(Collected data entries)

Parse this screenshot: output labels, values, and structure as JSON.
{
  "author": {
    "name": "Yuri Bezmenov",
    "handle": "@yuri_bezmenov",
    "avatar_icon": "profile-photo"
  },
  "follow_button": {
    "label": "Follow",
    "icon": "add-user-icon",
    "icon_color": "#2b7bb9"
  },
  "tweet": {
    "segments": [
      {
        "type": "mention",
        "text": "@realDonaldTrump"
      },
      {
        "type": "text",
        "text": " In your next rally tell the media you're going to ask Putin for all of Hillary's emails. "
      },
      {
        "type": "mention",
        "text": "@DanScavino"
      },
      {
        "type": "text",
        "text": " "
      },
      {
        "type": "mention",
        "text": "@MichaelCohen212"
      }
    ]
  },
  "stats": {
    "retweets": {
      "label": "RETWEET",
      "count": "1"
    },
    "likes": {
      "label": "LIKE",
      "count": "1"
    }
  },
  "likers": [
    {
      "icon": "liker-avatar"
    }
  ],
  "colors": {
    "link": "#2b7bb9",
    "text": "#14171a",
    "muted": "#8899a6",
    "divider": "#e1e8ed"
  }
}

WHAT YOU HAVE TO DO :: Quote the material exactly, leaving nothing out.

EXERCISE RESPONSE ::
Parse this screenshot: output labels, values, and structure as JSON.
{
  "author": {
    "name": "Yuri Bezmenov",
    "handle": "@yuri_bezmenov",
    "avatar_icon": "profile-photo"
  },
  "follow_button": {
    "label": "Follow",
    "icon": "add-user-icon",
    "icon_color": "#2b7bb9"
  },
  "tweet": {
    "segments": [
      {
        "type": "mention",
        "text": "@realDonaldTrump"
      },
      {
        "type": "text",
        "text": " In your next rally tell the media you're going to ask Putin for all of Hillary's emails. "
      },
      {
        "type": "mention",
        "text": "@DanScavino"
      },
      {
        "type": "text",
        "text": " "
      },
      {
        "type": "mention",
        "text": "@MichaelCohen212"
      }
    ]
  },
  "stats": {
    "retweets": {
      "label": "RETWEET",
      "count": "1"
    },
    "likes": {
      "label": "LIKE",
      "count": "1"
    }
  },
  "likers": [
    {
      "icon": "liker-avatar"
    }
  ],
  "colors": {
    "link": "#2b7bb9",
    "text": "#14171a",
    "muted": "#8899a6",
    "divider": "#e1e8ed"
  }
}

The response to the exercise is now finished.